Exercise description
Write the material out again in full, word for word. Do not include the pictures.

Material supplied
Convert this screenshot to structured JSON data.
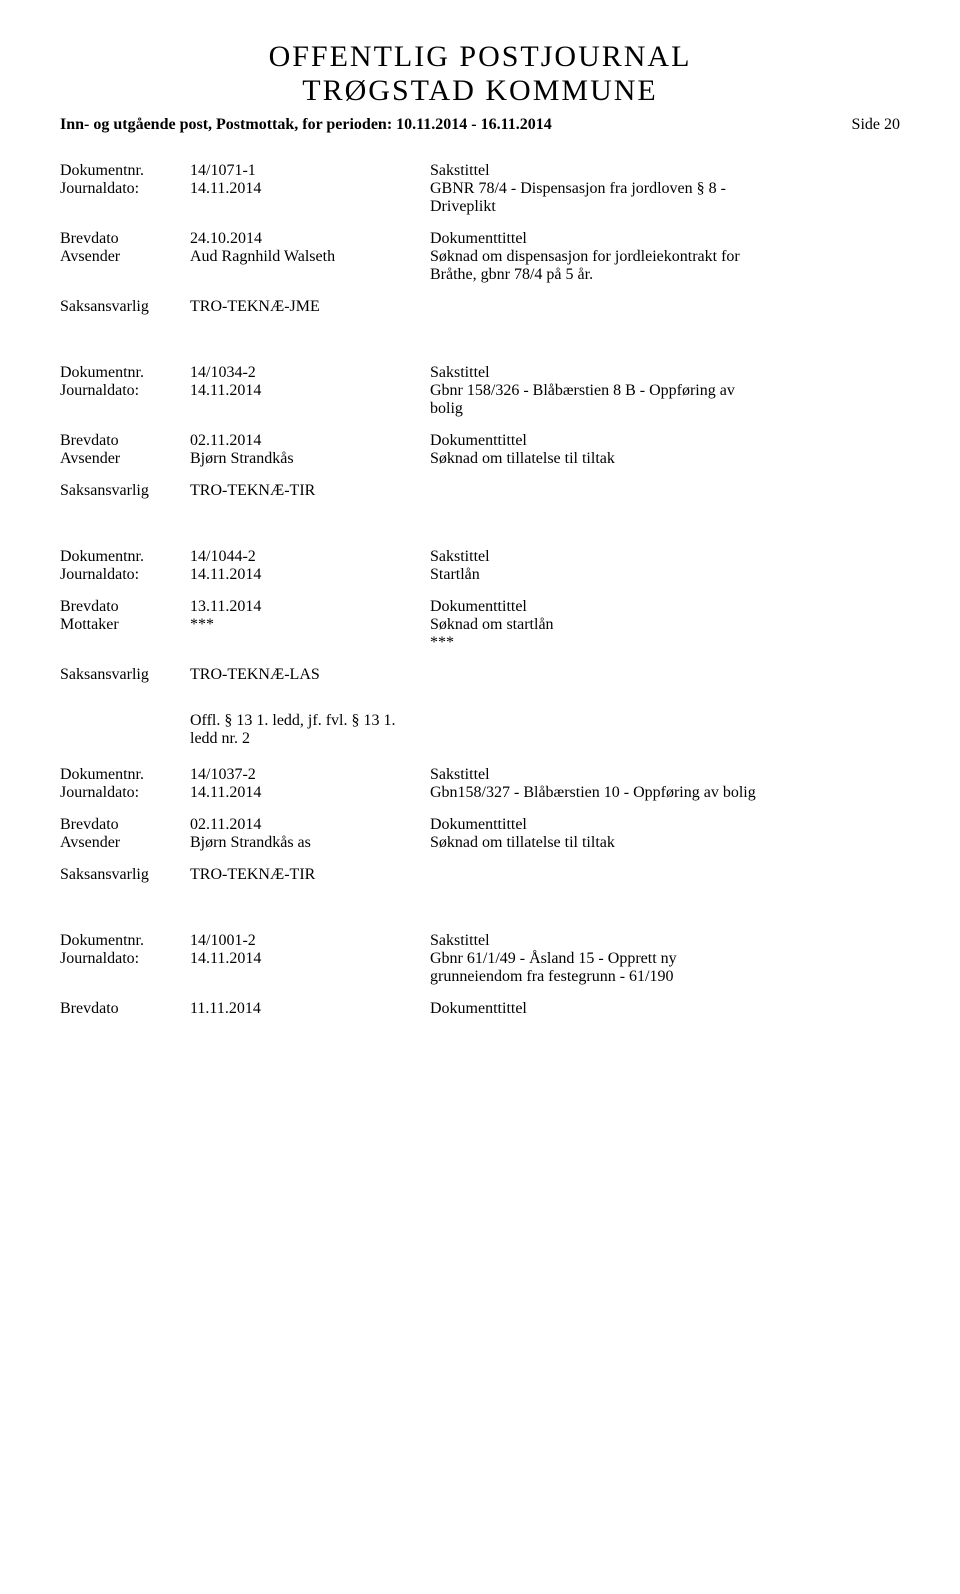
{
  "header": {
    "line1": "OFFENTLIG POSTJOURNAL",
    "line2": "TRØGSTAD KOMMUNE",
    "subhead_left": "Inn- og utgående post, Postmottak, for perioden: 10.11.2014 - 16.11.2014",
    "page_label": "Side 20"
  },
  "labels": {
    "dokumentnr": "Dokumentnr.",
    "journaldato": "Journaldato:",
    "brevdato": "Brevdato",
    "avsender": "Avsender",
    "mottaker": "Mottaker",
    "saksansvarlig": "Saksansvarlig",
    "sakstittel": "Sakstittel",
    "dokumenttittel": "Dokumenttittel"
  },
  "offl_text_line1": "Offl. § 13 1. ledd, jf. fvl. § 13 1.",
  "offl_text_line2": "ledd nr. 2",
  "entries": [
    {
      "dokumentnr": "14/1071-1",
      "journaldato": "14.11.2014",
      "sakstittel_line1": "GBNR 78/4 - Dispensasjon fra jordloven § 8 -",
      "sakstittel_line2": "Driveplikt",
      "brevdato": "24.10.2014",
      "party_label": "Avsender",
      "party_value": "Aud Ragnhild Walseth",
      "doktittel_line1": "Søknad om dispensasjon for jordleiekontrakt for",
      "doktittel_line2": "Bråthe, gbnr 78/4 på 5 år.",
      "saksansvarlig": "TRO-TEKNÆ-JME"
    },
    {
      "dokumentnr": "14/1034-2",
      "journaldato": "14.11.2014",
      "sakstittel_line1": "Gbnr 158/326 - Blåbærstien 8 B - Oppføring av",
      "sakstittel_line2": "bolig",
      "brevdato": "02.11.2014",
      "party_label": "Avsender",
      "party_value": "Bjørn Strandkås",
      "doktittel_line1": "Søknad om tillatelse til tiltak",
      "doktittel_line2": "",
      "saksansvarlig": "TRO-TEKNÆ-TIR"
    },
    {
      "dokumentnr": "14/1044-2",
      "journaldato": "14.11.2014",
      "sakstittel_line1": "Startlån",
      "sakstittel_line2": "",
      "brevdato": "13.11.2014",
      "party_label": "Mottaker",
      "party_value": "***",
      "doktittel_line1": "Søknad om startlån",
      "doktittel_line2": "***",
      "saksansvarlig": "TRO-TEKNÆ-LAS",
      "has_offl": true
    },
    {
      "dokumentnr": "14/1037-2",
      "journaldato": "14.11.2014",
      "sakstittel_line1": "Gbn158/327 - Blåbærstien 10 - Oppføring av bolig",
      "sakstittel_line2": "",
      "brevdato": "02.11.2014",
      "party_label": "Avsender",
      "party_value": "Bjørn Strandkås as",
      "doktittel_line1": "Søknad om tillatelse til tiltak",
      "doktittel_line2": "",
      "saksansvarlig": "TRO-TEKNÆ-TIR"
    },
    {
      "dokumentnr": "14/1001-2",
      "journaldato": "14.11.2014",
      "sakstittel_line1": "Gbnr 61/1/49 - Åsland 15 - Opprett ny",
      "sakstittel_line2": "grunneiendom fra festegrunn - 61/190",
      "brevdato": "11.11.2014",
      "partial": true
    }
  ]
}
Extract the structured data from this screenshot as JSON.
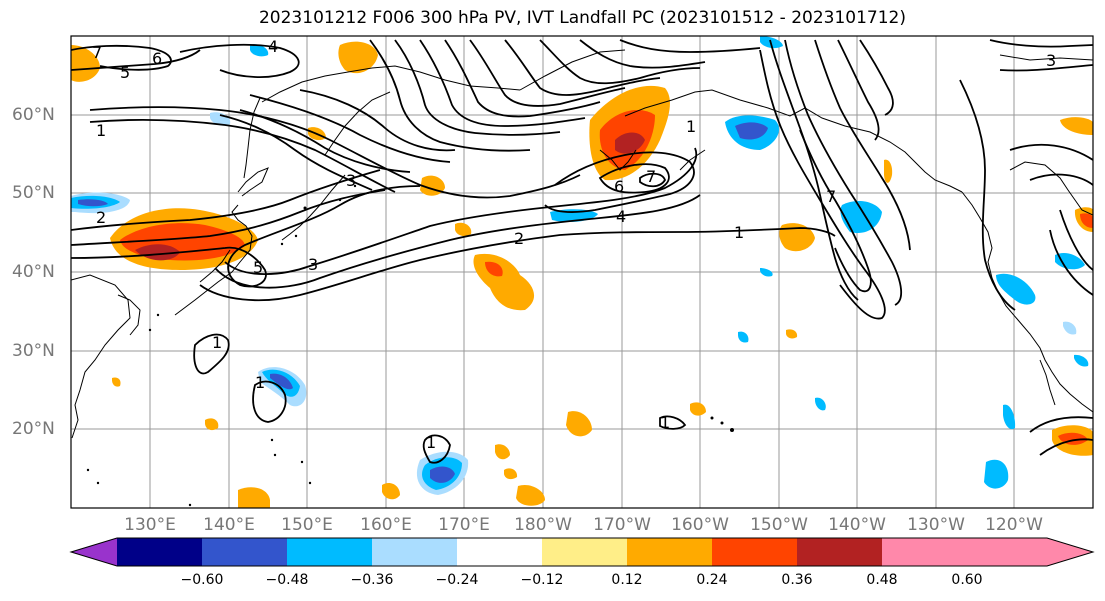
{
  "title": "2023101212 F006 300 hPa PV, IVT Landfall PC (2023101512 - 2023101712)",
  "lat_labels": [
    "60°N",
    "50°N",
    "40°N",
    "30°N",
    "20°N"
  ],
  "lon_labels": [
    "130°E",
    "140°E",
    "150°E",
    "160°E",
    "170°E",
    "180°W",
    "170°W",
    "160°W",
    "150°W",
    "140°W",
    "130°W",
    "120°W"
  ],
  "colorbar": {
    "colors": [
      "#9933cc",
      "#000088",
      "#3355cc",
      "#00bbff",
      "#aaddff",
      "#ffffff",
      "#ffee88",
      "#ffaa00",
      "#ff4400",
      "#b22222",
      "#ff88aa"
    ],
    "tick_labels": [
      "−0.60",
      "−0.48",
      "−0.36",
      "−0.24",
      "−0.12",
      "0.12",
      "0.24",
      "0.36",
      "0.48",
      "0.60"
    ]
  },
  "pv_contour_labels": [
    "7",
    "5",
    "6",
    "1",
    "2",
    "3",
    "5",
    "3",
    "4",
    "6",
    "7",
    "1",
    "4",
    "2",
    "1",
    "7",
    "1",
    "1",
    "3",
    "1",
    "1"
  ]
}
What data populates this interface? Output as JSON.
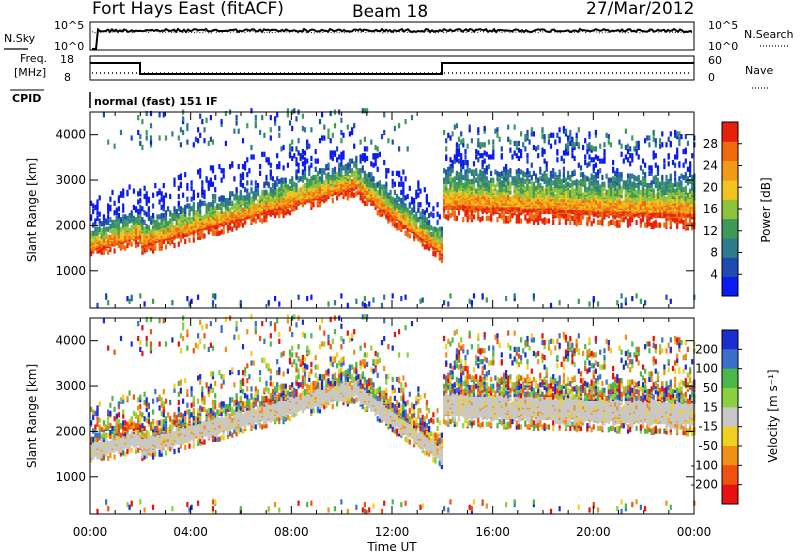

Output for this exercise
Convert this screenshot to structured JSON data.
{
  "header": {
    "line1": "OFFENTLIG POSTJOURNAL",
    "line2": "TRØGSTAD KOMMUNE",
    "subhead_left": "Inn- og utgående post, Postmottak, for perioden: 10.11.2014 - 16.11.2014",
    "page_label": "Side 20"
  },
  "labels": {
    "dokumentnr": "Dokumentnr.",
    "journaldato": "Journaldato:",
    "brevdato": "Brevdato",
    "avsender": "Avsender",
    "mottaker": "Mottaker",
    "saksansvarlig": "Saksansvarlig",
    "sakstittel": "Sakstittel",
    "dokumenttittel": "Dokumenttittel"
  },
  "offl_text_line1": "Offl. § 13 1. ledd, jf. fvl. § 13 1.",
  "offl_text_line2": "ledd nr. 2",
  "entries": [
    {
      "dokumentnr": "14/1071-1",
      "journaldato": "14.11.2014",
      "sakstittel_line1": "GBNR 78/4 - Dispensasjon fra jordloven § 8 -",
      "sakstittel_line2": "Driveplikt",
      "brevdato": "24.10.2014",
      "party_label": "Avsender",
      "party_value": "Aud Ragnhild Walseth",
      "doktittel_line1": "Søknad om dispensasjon for jordleiekontrakt for",
      "doktittel_line2": "Bråthe, gbnr 78/4 på 5 år.",
      "saksansvarlig": "TRO-TEKNÆ-JME"
    },
    {
      "dokumentnr": "14/1034-2",
      "journaldato": "14.11.2014",
      "sakstittel_line1": "Gbnr 158/326 - Blåbærstien 8 B - Oppføring av",
      "sakstittel_line2": "bolig",
      "brevdato": "02.11.2014",
      "party_label": "Avsender",
      "party_value": "Bjørn Strandkås",
      "doktittel_line1": "Søknad om tillatelse til tiltak",
      "doktittel_line2": "",
      "saksansvarlig": "TRO-TEKNÆ-TIR"
    },
    {
      "dokumentnr": "14/1044-2",
      "journaldato": "14.11.2014",
      "sakstittel_line1": "Startlån",
      "sakstittel_line2": "",
      "brevdato": "13.11.2014",
      "party_label": "Mottaker",
      "party_value": "***",
      "doktittel_line1": "Søknad om startlån",
      "doktittel_line2": "***",
      "saksansvarlig": "TRO-TEKNÆ-LAS",
      "has_offl": true
    },
    {
      "dokumentnr": "14/1037-2",
      "journaldato": "14.11.2014",
      "sakstittel_line1": "Gbn158/327 - Blåbærstien 10 - Oppføring av bolig",
      "sakstittel_line2": "",
      "brevdato": "02.11.2014",
      "party_label": "Avsender",
      "party_value": "Bjørn Strandkås as",
      "doktittel_line1": "Søknad om tillatelse til tiltak",
      "doktittel_line2": "",
      "saksansvarlig": "TRO-TEKNÆ-TIR"
    },
    {
      "dokumentnr": "14/1001-2",
      "journaldato": "14.11.2014",
      "sakstittel_line1": "Gbnr 61/1/49 - Åsland 15 - Opprett ny",
      "sakstittel_line2": "grunneiendom fra festegrunn - 61/190",
      "brevdato": "11.11.2014",
      "partial": true
    }
  ]
}
Extract the structured data from this screenshot as JSON.
{
  "title": "2023101212 F006 300 hPa PV, IVT Landfall PC (2023101512 - 2023101712)",
  "lat_labels": [
    "60°N",
    "50°N",
    "40°N",
    "30°N",
    "20°N"
  ],
  "lon_labels": [
    "130°E",
    "140°E",
    "150°E",
    "160°E",
    "170°E",
    "180°W",
    "170°W",
    "160°W",
    "150°W",
    "140°W",
    "130°W",
    "120°W"
  ],
  "colorbar": {
    "colors": [
      "#9933cc",
      "#000088",
      "#3355cc",
      "#00bbff",
      "#aaddff",
      "#ffffff",
      "#ffee88",
      "#ffaa00",
      "#ff4400",
      "#b22222",
      "#ff88aa"
    ],
    "tick_labels": [
      "−0.60",
      "−0.48",
      "−0.36",
      "−0.24",
      "−0.12",
      "0.12",
      "0.24",
      "0.36",
      "0.48",
      "0.60"
    ]
  },
  "pv_contour_labels": [
    "7",
    "5",
    "6",
    "1",
    "2",
    "3",
    "5",
    "3",
    "4",
    "6",
    "7",
    "1",
    "4",
    "2",
    "1",
    "7",
    "1",
    "1",
    "3",
    "1",
    "1"
  ]
}
What data populates this interface? Output as JSON.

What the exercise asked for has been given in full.